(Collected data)
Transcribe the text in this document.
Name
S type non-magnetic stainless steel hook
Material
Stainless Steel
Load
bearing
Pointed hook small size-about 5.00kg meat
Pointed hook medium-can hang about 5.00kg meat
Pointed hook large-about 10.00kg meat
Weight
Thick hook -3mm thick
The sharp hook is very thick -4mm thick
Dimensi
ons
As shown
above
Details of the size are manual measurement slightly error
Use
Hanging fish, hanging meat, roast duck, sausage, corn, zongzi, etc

◆ **What you will do**:
Take the data above and return it exactly.

◆ **Worked solution**:
Transcribe the text in this document.
Name
S type non-magnetic stainless steel hook
Material
Stainless Steel
Load
bearing
Pointed hook small size-about 5.00kg meat
Pointed hook medium-can hang about 5.00kg meat
Pointed hook large-about 10.00kg meat
Weight
Thick hook -3mm thick
The sharp hook is very thick -4mm thick
Dimensi
ons
As shown
above
Details of the size are manual measurement slightly error
Use
Hanging fish, hanging meat, roast duck, sausage, corn, zongzi, etc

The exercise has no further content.